Saved data entries:

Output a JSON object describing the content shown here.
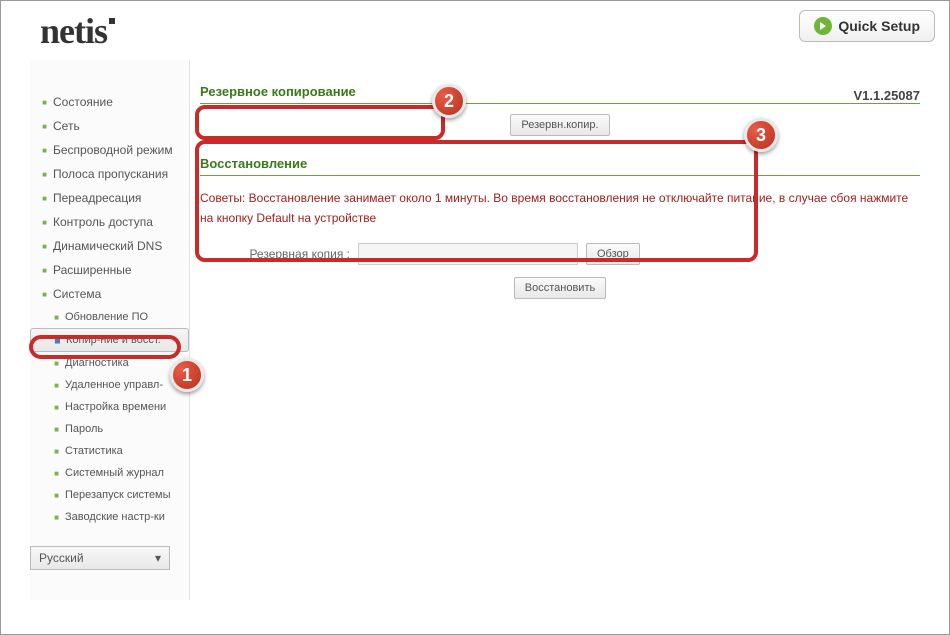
{
  "header": {
    "logo": "netis",
    "quick_setup": "Quick Setup",
    "version": "V1.1.25087"
  },
  "sidebar": {
    "items": [
      "Состояние",
      "Сеть",
      "Беспроводной режим",
      "Полоса пропускания",
      "Переадресация",
      "Контроль доступа",
      "Динамический DNS",
      "Расширенные",
      "Система"
    ],
    "sub_items": [
      "Обновление ПО",
      "Копир-ние и восст.",
      "Диагностика",
      "Удаленное управл-",
      "Настройка времени",
      "Пароль",
      "Статистика",
      "Системный журнал",
      "Перезапуск системы",
      "Заводские настр-ки"
    ],
    "language": "Русский"
  },
  "backup": {
    "title": "Резервное копирование",
    "button": "Резервн.копир."
  },
  "restore": {
    "title": "Восстановление",
    "hint": "Советы: Восстановление занимает около 1 минуты. Во время восстановления не отключайте питание, в случае сбоя нажмите на кнопку Default на устройстве",
    "file_label": "Резервная копия :",
    "file_value": "",
    "browse": "Обзор",
    "restore_btn": "Восстановить"
  },
  "annotations": {
    "b1": "1",
    "b2": "2",
    "b3": "3"
  }
}
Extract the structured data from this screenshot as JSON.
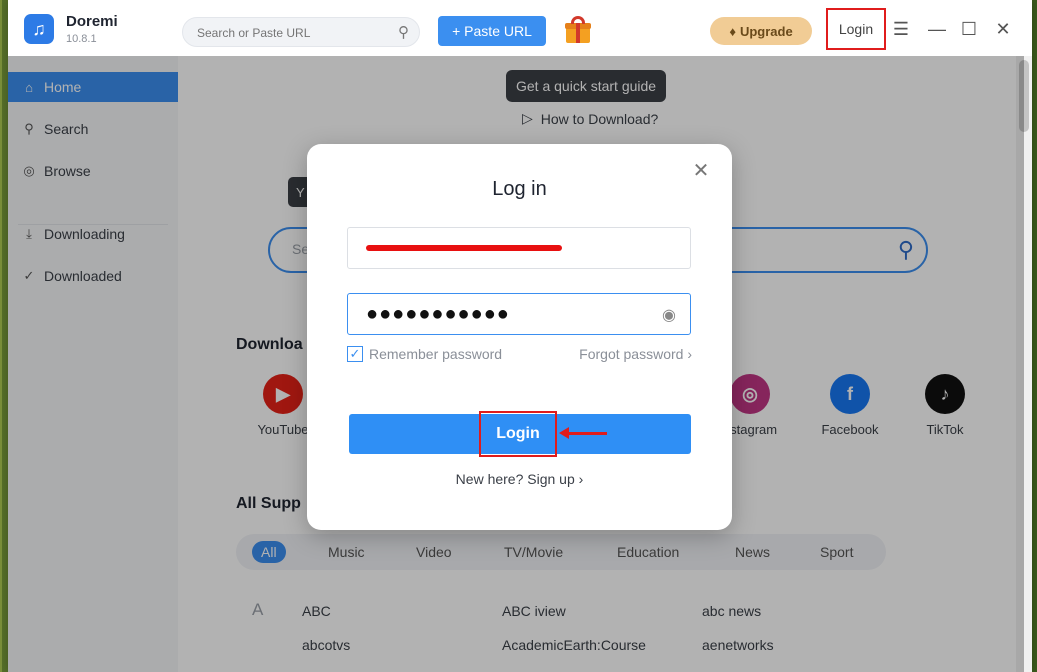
{
  "app": {
    "name": "Doremi",
    "version": "10.8.1"
  },
  "titlebar": {
    "search_placeholder": "Search or Paste URL",
    "paste_label": "+ Paste URL",
    "upgrade_label": "Upgrade",
    "login_label": "Login"
  },
  "sidebar": {
    "items": [
      {
        "label": "Home",
        "icon": "home-icon"
      },
      {
        "label": "Search",
        "icon": "search-icon"
      },
      {
        "label": "Browse",
        "icon": "compass-icon"
      },
      {
        "label": "Downloading",
        "icon": "download-icon"
      },
      {
        "label": "Downloaded",
        "icon": "check-circle-icon"
      }
    ]
  },
  "main": {
    "tip": "Get a quick start guide",
    "how_to": "How to Download?",
    "yt_tip": "Y",
    "search_lead": "Se",
    "download_title": "Downloa",
    "sites": [
      {
        "label": "YouTube",
        "color": "#e62117",
        "glyph": "▶"
      },
      {
        "label": "nstagram",
        "color": "#c13584",
        "glyph": "◎"
      },
      {
        "label": "Facebook",
        "color": "#1877f2",
        "glyph": "f"
      },
      {
        "label": "TikTok",
        "color": "#111111",
        "glyph": "♪"
      }
    ],
    "supported_title": "All Supp",
    "categories": [
      "All",
      "Music",
      "Video",
      "TV/Movie",
      "Education",
      "News",
      "Sport"
    ],
    "list_letter": "A",
    "list": [
      [
        "ABC",
        "ABC iview",
        "abc news"
      ],
      [
        "abcotvs",
        "AcademicEarth:Course",
        "aenetworks"
      ]
    ]
  },
  "modal": {
    "title": "Log in",
    "password_mask": "●●●●●●●●●●●",
    "remember_label": "Remember password",
    "forgot_label": "Forgot password ›",
    "login_button": "Login",
    "signup_text": "New here? Sign up ›"
  }
}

TO DO: Set down the material exactly, every line of it, except for the pictures.

ANSWER TO THIS EXERCISE:
Output a JSON object describing the content shown here.
{
  "header": {
    "logo": "netis",
    "quick_setup": "Quick Setup",
    "version": "V1.1.25087"
  },
  "sidebar": {
    "items": [
      "Состояние",
      "Сеть",
      "Беспроводной режим",
      "Полоса пропускания",
      "Переадресация",
      "Контроль доступа",
      "Динамический DNS",
      "Расширенные",
      "Система"
    ],
    "sub_items": [
      "Обновление ПО",
      "Копир-ние и восст.",
      "Диагностика",
      "Удаленное управл-",
      "Настройка времени",
      "Пароль",
      "Статистика",
      "Системный журнал",
      "Перезапуск системы",
      "Заводские настр-ки"
    ],
    "language": "Русский"
  },
  "backup": {
    "title": "Резервное копирование",
    "button": "Резервн.копир."
  },
  "restore": {
    "title": "Восстановление",
    "hint": "Советы: Восстановление занимает около 1 минуты. Во время восстановления не отключайте питание, в случае сбоя нажмите на кнопку Default на устройстве",
    "file_label": "Резервная копия :",
    "file_value": "",
    "browse": "Обзор",
    "restore_btn": "Восстановить"
  },
  "annotations": {
    "b1": "1",
    "b2": "2",
    "b3": "3"
  }
}
Extract the structured data from this screenshot as JSON.
{
  "app": {
    "name": "Doremi",
    "version": "10.8.1"
  },
  "titlebar": {
    "search_placeholder": "Search or Paste URL",
    "paste_label": "+ Paste URL",
    "upgrade_label": "Upgrade",
    "login_label": "Login"
  },
  "sidebar": {
    "items": [
      {
        "label": "Home",
        "icon": "home-icon"
      },
      {
        "label": "Search",
        "icon": "search-icon"
      },
      {
        "label": "Browse",
        "icon": "compass-icon"
      },
      {
        "label": "Downloading",
        "icon": "download-icon"
      },
      {
        "label": "Downloaded",
        "icon": "check-circle-icon"
      }
    ]
  },
  "main": {
    "tip": "Get a quick start guide",
    "how_to": "How to Download?",
    "yt_tip": "Y",
    "search_lead": "Se",
    "download_title": "Downloa",
    "sites": [
      {
        "label": "YouTube",
        "color": "#e62117",
        "glyph": "▶"
      },
      {
        "label": "nstagram",
        "color": "#c13584",
        "glyph": "◎"
      },
      {
        "label": "Facebook",
        "color": "#1877f2",
        "glyph": "f"
      },
      {
        "label": "TikTok",
        "color": "#111111",
        "glyph": "♪"
      }
    ],
    "supported_title": "All Supp",
    "categories": [
      "All",
      "Music",
      "Video",
      "TV/Movie",
      "Education",
      "News",
      "Sport"
    ],
    "list_letter": "A",
    "list": [
      [
        "ABC",
        "ABC iview",
        "abc news"
      ],
      [
        "abcotvs",
        "AcademicEarth:Course",
        "aenetworks"
      ]
    ]
  },
  "modal": {
    "title": "Log in",
    "password_mask": "●●●●●●●●●●●",
    "remember_label": "Remember password",
    "forgot_label": "Forgot password ›",
    "login_button": "Login",
    "signup_text": "New here? Sign up ›"
  }
}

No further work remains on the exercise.